Prompt =>
Each line below that contains "content" counts once; report the total and nothing more.

Records for this exercise =>
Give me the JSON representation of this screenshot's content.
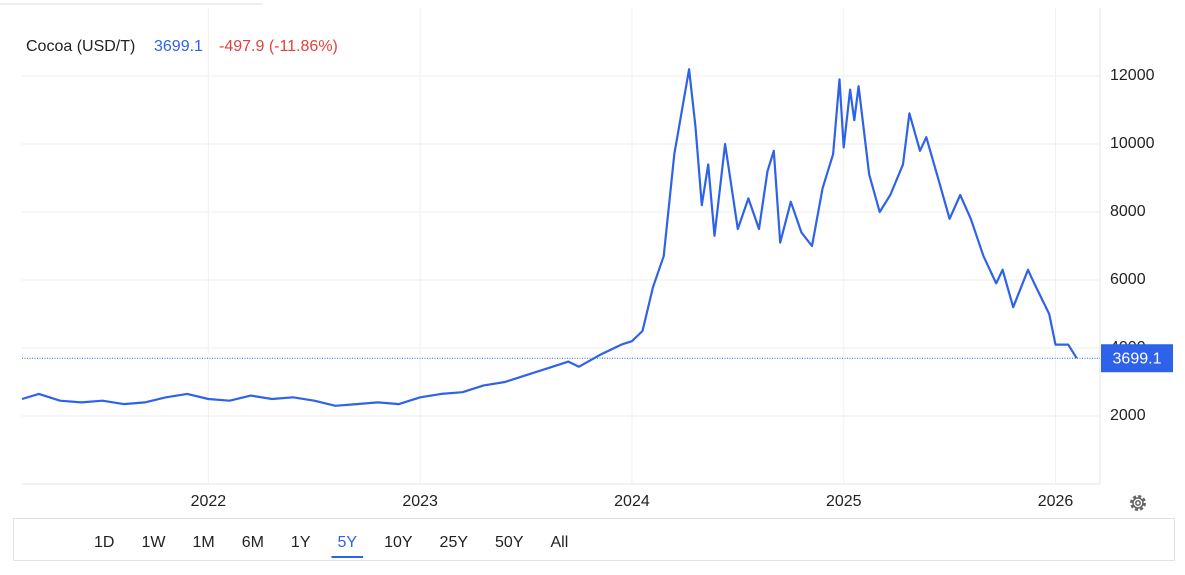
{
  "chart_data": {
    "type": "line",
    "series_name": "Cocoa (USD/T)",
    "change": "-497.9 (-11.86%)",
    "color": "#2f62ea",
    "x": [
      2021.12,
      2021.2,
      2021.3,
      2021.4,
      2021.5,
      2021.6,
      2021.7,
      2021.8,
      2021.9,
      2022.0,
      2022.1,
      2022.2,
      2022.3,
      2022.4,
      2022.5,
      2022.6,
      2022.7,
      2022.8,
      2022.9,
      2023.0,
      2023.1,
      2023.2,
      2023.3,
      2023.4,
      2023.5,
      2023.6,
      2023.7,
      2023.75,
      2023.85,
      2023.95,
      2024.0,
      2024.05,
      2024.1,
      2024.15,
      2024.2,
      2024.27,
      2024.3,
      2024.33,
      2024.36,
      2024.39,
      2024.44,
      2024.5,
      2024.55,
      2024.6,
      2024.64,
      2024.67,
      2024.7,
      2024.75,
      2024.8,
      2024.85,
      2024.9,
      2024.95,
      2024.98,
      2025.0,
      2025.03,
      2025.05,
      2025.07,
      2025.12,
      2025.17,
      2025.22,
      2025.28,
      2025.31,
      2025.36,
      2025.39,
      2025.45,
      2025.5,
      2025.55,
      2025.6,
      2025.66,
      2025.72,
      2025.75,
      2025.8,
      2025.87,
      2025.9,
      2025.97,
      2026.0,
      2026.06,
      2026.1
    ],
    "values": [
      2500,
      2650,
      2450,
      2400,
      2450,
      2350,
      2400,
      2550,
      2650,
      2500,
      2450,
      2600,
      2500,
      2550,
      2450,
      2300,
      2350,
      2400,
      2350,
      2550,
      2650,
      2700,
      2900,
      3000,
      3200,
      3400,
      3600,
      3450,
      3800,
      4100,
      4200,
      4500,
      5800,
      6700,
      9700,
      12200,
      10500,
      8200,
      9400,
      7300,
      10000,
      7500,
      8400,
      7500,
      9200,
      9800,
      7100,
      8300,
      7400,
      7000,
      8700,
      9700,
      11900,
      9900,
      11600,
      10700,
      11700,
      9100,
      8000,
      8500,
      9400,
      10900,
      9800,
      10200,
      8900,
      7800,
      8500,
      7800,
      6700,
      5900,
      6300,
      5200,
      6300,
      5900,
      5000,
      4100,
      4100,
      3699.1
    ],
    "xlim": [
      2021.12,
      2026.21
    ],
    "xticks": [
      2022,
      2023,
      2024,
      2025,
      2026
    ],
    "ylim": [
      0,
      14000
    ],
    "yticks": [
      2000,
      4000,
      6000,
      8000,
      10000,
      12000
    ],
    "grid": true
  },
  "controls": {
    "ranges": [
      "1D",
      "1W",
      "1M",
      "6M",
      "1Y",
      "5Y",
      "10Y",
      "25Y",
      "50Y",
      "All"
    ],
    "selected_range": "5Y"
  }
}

...

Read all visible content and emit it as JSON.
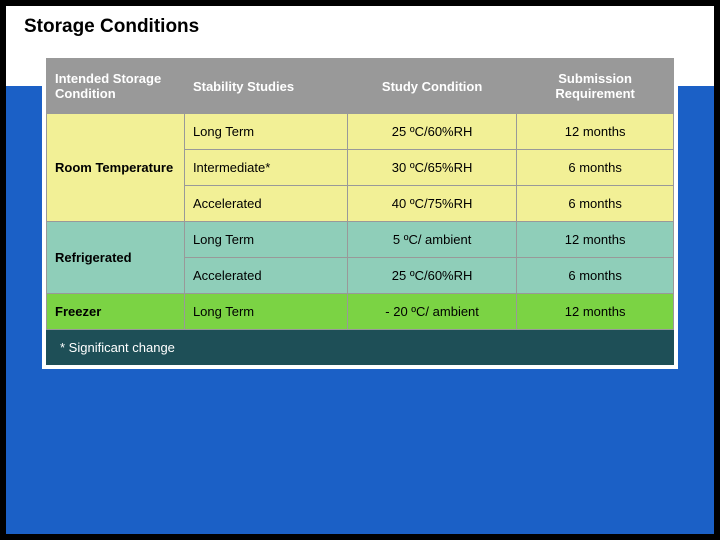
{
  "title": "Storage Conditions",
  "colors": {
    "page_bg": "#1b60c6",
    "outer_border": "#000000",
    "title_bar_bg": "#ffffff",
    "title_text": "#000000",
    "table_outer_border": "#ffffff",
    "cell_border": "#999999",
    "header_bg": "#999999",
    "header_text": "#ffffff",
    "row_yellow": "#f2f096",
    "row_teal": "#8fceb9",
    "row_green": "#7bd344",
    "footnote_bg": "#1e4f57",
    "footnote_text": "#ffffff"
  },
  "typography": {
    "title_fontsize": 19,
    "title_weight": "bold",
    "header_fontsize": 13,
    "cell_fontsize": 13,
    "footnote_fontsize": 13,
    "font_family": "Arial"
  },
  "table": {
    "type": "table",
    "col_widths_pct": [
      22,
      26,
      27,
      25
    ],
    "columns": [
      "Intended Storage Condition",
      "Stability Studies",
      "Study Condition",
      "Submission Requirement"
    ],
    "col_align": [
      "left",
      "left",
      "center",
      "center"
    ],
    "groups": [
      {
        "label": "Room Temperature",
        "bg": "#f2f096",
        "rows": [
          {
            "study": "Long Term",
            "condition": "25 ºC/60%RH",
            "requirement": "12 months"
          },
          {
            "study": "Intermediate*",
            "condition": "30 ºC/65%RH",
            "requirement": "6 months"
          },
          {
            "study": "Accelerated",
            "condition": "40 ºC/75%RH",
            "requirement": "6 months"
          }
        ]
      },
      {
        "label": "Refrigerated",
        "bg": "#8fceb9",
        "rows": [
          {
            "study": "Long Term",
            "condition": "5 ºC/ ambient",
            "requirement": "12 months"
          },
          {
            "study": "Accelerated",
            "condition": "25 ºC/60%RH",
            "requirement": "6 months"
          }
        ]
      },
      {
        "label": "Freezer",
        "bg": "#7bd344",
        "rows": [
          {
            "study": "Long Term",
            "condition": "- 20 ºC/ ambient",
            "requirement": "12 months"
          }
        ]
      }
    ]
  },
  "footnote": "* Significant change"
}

Task response =>
2